== Extracted entries ==

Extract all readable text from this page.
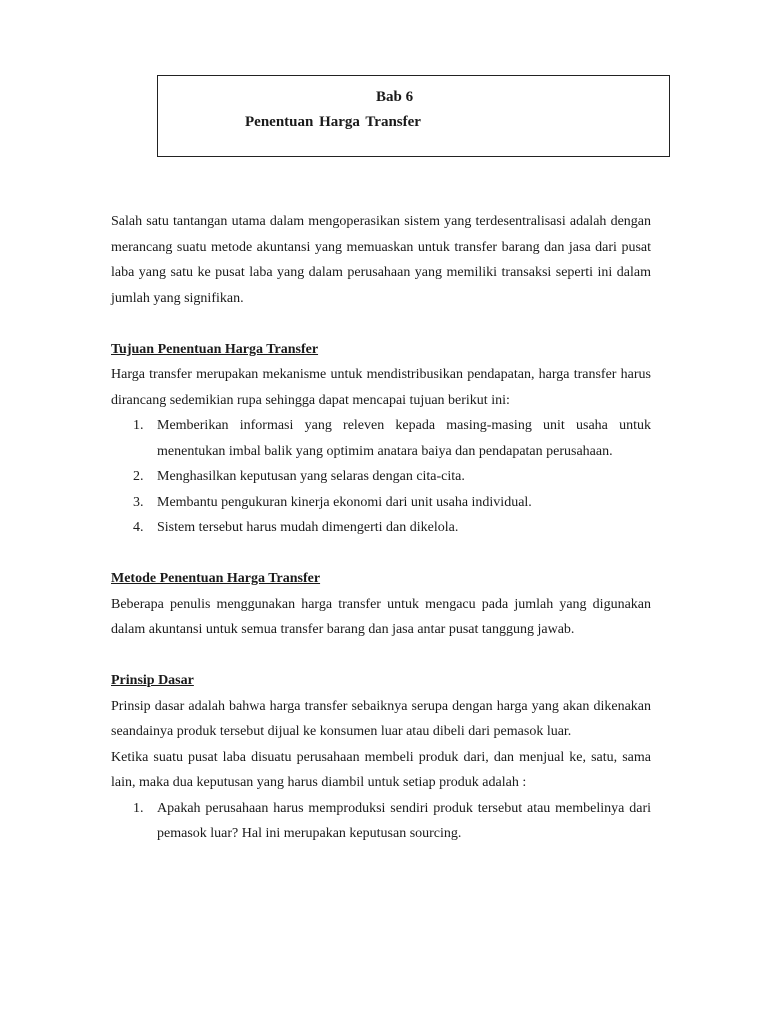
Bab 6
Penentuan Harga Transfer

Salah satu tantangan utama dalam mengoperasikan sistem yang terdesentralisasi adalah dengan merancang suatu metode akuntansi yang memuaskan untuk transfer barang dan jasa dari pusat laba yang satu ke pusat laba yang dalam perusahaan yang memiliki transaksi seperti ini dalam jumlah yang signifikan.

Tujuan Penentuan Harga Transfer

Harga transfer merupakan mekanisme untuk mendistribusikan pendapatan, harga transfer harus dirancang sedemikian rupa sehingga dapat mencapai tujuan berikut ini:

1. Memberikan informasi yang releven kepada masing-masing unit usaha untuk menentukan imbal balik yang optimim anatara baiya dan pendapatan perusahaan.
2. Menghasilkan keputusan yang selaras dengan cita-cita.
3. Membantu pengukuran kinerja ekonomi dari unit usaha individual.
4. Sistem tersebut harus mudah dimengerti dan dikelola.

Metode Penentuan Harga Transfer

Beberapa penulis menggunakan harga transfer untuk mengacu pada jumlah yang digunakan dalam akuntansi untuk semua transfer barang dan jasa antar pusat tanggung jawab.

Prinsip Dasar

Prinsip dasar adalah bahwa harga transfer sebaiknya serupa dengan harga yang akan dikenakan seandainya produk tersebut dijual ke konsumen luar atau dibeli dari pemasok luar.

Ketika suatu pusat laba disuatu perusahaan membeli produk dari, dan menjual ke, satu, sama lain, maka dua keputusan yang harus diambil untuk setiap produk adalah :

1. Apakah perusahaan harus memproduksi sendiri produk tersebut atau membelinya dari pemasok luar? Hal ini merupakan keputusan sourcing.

===

Give back every line exactly as it stands, pictures excluded.

> _Task output_:
Extract all readable text from this page.
Bab 6
Penentuan Harga Transfer

Salah satu tantangan utama dalam mengoperasikan sistem yang terdesentralisasi adalah dengan merancang suatu metode akuntansi yang memuaskan untuk transfer barang dan jasa dari pusat laba yang satu ke pusat laba yang dalam perusahaan yang memiliki transaksi seperti ini dalam jumlah yang signifikan.

Tujuan Penentuan Harga Transfer

Harga transfer merupakan mekanisme untuk mendistribusikan pendapatan, harga transfer harus dirancang sedemikian rupa sehingga dapat mencapai tujuan berikut ini:

1. Memberikan informasi yang releven kepada masing-masing unit usaha untuk menentukan imbal balik yang optimim anatara baiya dan pendapatan perusahaan.
2. Menghasilkan keputusan yang selaras dengan cita-cita.
3. Membantu pengukuran kinerja ekonomi dari unit usaha individual.
4. Sistem tersebut harus mudah dimengerti dan dikelola.

Metode Penentuan Harga Transfer

Beberapa penulis menggunakan harga transfer untuk mengacu pada jumlah yang digunakan dalam akuntansi untuk semua transfer barang dan jasa antar pusat tanggung jawab.

Prinsip Dasar

Prinsip dasar adalah bahwa harga transfer sebaiknya serupa dengan harga yang akan dikenakan seandainya produk tersebut dijual ke konsumen luar atau dibeli dari pemasok luar.

Ketika suatu pusat laba disuatu perusahaan membeli produk dari, dan menjual ke, satu, sama lain, maka dua keputusan yang harus diambil untuk setiap produk adalah :

1. Apakah perusahaan harus memproduksi sendiri produk tersebut atau membelinya dari pemasok luar? Hal ini merupakan keputusan sourcing.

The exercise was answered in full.